• REQUIRED WORK: Filter the data for lines with the word "endpoint" and copy those lines.

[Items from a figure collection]
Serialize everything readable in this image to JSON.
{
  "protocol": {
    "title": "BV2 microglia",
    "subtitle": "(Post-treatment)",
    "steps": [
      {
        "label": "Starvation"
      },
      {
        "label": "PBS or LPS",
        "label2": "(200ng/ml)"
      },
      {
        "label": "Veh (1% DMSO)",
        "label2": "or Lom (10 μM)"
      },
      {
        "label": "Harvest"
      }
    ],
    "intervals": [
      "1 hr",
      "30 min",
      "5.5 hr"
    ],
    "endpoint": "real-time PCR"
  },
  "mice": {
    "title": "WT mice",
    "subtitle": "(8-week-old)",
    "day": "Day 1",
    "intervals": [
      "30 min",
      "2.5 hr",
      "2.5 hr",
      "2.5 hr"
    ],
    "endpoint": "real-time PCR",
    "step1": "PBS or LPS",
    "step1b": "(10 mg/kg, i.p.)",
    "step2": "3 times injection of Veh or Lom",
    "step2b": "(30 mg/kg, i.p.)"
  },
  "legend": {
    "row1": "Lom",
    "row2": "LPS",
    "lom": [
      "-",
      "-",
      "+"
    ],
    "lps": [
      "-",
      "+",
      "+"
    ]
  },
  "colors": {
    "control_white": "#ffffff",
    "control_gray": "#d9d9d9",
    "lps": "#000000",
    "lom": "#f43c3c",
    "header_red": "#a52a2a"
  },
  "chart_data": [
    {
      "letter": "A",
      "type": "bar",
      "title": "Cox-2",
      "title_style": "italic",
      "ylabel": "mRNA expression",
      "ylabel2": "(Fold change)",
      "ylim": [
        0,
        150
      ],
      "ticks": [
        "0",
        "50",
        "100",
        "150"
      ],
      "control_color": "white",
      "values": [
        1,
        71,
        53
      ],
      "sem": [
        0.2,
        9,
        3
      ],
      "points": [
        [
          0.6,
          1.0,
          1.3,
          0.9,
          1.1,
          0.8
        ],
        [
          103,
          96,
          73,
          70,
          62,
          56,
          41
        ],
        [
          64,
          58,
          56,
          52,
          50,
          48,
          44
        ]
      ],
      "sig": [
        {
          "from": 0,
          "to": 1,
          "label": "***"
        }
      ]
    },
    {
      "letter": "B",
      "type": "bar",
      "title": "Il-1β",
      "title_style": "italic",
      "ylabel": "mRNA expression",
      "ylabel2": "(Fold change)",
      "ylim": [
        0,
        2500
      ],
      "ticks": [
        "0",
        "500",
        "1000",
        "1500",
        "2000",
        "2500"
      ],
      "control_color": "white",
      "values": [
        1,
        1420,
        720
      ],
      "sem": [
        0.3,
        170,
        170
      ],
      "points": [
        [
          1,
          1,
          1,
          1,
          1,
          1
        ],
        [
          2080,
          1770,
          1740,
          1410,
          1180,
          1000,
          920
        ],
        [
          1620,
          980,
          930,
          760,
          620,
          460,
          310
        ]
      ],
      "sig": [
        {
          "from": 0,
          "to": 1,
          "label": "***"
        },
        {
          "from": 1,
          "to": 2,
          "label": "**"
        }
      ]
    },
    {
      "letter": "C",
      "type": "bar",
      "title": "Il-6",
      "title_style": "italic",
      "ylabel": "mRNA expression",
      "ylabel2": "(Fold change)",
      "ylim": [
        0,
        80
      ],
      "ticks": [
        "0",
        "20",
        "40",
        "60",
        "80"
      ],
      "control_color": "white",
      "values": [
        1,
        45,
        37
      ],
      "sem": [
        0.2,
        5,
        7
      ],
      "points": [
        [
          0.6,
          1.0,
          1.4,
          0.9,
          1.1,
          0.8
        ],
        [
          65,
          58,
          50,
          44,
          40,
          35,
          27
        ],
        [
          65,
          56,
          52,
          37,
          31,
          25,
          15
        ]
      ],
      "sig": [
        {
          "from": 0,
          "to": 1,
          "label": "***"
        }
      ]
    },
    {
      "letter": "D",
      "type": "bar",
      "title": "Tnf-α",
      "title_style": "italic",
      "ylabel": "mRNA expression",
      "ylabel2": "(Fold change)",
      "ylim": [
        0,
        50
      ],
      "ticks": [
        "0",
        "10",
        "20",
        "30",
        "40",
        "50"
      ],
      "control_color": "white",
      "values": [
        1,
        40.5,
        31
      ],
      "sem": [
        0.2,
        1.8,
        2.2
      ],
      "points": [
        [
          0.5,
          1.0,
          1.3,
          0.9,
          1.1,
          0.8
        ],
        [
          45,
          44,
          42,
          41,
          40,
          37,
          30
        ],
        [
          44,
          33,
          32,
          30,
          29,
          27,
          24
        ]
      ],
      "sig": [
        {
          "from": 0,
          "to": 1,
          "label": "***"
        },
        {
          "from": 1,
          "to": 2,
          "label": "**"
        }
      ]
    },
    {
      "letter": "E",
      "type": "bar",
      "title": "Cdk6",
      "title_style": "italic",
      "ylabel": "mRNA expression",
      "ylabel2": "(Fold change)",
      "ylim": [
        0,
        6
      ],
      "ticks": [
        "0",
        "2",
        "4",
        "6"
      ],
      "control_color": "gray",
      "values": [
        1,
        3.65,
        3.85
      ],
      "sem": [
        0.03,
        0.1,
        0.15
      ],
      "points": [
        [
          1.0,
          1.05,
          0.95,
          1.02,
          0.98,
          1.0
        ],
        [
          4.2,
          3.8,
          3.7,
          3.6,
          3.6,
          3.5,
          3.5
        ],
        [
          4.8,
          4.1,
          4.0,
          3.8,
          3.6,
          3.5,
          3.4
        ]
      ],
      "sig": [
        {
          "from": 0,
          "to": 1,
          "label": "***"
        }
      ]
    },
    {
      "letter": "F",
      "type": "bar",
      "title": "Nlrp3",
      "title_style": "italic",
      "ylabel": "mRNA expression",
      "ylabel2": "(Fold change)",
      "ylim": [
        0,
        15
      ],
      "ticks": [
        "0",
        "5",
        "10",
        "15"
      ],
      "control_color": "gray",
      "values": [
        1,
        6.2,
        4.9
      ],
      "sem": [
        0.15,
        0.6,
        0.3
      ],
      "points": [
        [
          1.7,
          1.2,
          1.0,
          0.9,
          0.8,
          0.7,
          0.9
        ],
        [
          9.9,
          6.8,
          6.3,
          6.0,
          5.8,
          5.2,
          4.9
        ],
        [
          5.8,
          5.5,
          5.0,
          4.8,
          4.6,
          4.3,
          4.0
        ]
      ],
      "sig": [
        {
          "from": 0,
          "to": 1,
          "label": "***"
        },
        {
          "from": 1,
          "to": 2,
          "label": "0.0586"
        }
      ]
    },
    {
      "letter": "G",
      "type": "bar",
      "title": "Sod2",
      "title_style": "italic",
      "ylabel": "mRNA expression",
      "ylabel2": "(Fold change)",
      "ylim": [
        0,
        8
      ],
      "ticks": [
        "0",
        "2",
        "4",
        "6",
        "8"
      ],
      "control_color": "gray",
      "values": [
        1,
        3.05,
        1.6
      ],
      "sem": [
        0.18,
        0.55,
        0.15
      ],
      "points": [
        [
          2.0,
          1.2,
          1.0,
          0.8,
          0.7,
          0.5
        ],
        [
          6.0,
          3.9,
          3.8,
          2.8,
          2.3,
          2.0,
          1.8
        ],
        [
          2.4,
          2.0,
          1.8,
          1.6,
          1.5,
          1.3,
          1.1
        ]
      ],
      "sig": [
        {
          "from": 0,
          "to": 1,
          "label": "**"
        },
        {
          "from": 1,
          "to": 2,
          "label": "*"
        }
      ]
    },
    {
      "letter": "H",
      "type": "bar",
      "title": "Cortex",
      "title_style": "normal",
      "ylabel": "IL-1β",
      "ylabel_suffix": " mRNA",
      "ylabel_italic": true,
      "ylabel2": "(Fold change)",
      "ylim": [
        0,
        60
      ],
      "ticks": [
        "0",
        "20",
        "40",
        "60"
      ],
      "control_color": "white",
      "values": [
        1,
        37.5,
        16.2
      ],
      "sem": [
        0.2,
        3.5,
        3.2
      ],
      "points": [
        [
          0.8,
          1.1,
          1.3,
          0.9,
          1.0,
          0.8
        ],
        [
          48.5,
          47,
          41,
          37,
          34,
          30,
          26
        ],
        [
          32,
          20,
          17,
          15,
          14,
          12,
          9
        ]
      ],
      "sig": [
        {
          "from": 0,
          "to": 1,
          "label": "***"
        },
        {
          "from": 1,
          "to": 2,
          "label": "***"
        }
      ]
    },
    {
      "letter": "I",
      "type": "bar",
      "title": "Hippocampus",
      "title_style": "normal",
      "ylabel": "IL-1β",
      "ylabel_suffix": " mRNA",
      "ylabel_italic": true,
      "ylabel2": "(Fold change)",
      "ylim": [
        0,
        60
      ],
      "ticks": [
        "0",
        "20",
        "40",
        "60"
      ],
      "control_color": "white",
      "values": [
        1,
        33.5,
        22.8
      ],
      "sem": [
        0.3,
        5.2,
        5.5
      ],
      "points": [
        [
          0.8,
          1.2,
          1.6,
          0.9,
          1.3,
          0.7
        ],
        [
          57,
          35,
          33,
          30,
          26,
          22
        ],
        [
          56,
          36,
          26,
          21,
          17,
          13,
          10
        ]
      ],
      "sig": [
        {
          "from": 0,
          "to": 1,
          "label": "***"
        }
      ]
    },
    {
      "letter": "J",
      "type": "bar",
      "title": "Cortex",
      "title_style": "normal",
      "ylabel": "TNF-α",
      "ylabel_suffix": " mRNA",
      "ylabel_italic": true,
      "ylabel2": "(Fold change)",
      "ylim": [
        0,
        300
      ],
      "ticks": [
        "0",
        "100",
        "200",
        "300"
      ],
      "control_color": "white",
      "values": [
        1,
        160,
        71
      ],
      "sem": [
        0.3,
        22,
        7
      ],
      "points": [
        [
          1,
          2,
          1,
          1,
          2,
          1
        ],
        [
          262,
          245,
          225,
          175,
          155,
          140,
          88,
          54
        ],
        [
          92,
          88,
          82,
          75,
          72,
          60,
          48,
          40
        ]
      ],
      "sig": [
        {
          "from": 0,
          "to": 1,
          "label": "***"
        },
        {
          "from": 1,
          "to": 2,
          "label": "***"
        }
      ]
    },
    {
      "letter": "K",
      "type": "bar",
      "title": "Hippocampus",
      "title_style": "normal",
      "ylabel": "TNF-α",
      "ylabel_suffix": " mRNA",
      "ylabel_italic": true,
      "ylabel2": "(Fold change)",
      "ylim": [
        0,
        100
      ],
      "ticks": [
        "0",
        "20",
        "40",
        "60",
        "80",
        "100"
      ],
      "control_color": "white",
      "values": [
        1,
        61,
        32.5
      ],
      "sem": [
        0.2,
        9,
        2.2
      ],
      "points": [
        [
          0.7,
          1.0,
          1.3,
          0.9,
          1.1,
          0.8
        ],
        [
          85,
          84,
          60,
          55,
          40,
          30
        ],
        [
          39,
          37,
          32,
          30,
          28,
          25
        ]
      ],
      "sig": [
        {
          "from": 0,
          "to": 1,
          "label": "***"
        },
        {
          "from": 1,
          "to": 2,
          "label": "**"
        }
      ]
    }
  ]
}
---
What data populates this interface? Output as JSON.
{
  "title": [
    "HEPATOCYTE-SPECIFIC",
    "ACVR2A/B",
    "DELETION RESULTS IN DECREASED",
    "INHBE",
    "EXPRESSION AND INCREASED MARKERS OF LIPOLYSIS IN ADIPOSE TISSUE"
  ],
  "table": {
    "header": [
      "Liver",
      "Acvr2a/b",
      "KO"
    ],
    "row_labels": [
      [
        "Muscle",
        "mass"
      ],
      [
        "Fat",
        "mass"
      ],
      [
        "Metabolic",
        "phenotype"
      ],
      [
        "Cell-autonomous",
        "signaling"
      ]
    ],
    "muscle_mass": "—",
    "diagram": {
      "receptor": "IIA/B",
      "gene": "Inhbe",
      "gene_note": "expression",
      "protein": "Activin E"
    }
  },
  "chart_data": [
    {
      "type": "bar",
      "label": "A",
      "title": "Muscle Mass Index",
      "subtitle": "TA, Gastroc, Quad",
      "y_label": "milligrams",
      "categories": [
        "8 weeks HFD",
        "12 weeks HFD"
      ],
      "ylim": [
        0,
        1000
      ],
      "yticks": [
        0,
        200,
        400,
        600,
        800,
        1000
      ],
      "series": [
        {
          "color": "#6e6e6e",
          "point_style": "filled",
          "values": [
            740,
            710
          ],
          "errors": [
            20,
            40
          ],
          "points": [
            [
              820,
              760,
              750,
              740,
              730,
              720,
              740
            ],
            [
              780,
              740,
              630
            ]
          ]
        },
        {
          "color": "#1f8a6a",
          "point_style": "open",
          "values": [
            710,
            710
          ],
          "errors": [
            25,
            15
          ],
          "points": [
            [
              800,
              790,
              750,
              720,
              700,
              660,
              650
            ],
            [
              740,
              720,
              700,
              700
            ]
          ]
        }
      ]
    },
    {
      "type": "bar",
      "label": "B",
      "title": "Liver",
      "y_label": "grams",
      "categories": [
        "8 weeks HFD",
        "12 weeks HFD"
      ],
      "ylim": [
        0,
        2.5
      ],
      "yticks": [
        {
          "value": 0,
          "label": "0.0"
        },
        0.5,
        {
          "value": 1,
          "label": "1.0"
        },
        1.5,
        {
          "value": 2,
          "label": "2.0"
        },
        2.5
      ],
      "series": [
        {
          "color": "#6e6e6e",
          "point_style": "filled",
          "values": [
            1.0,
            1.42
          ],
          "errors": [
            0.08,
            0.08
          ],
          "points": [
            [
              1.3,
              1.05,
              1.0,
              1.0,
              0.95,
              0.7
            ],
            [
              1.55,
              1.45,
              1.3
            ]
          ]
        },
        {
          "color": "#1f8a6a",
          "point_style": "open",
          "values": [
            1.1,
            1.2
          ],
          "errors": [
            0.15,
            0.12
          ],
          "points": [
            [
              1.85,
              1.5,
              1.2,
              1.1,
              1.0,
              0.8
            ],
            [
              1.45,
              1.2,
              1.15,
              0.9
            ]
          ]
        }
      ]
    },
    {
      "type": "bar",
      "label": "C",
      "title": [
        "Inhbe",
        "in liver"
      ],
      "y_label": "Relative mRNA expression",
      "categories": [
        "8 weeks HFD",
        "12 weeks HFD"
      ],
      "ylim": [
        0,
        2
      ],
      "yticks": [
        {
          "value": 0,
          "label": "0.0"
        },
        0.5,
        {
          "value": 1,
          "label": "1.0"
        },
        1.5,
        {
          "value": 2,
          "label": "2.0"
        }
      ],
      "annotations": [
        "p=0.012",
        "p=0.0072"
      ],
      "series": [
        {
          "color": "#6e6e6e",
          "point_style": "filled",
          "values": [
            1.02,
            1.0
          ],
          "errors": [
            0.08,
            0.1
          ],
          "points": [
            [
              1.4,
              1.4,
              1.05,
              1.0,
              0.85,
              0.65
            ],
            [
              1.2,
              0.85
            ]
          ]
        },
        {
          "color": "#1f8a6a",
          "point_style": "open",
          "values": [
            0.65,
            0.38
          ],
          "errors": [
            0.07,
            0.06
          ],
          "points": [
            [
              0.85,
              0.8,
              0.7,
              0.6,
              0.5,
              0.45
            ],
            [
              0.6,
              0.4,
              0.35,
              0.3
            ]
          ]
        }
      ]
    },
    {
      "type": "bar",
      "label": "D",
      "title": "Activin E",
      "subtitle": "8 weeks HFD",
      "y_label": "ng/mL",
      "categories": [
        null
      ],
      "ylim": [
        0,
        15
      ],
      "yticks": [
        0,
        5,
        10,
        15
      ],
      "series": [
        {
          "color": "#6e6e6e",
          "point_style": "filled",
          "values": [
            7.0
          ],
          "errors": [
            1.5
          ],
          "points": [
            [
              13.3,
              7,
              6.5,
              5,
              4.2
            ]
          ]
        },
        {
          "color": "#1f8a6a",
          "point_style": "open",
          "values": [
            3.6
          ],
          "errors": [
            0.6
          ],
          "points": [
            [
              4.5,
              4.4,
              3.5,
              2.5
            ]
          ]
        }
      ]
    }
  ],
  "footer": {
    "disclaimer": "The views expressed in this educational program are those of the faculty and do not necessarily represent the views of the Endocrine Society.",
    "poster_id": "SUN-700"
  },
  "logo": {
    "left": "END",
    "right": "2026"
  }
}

• WRITTEN RESPONSE:
    "endpoint": "real-time PCR"
    "endpoint": "real-time PCR",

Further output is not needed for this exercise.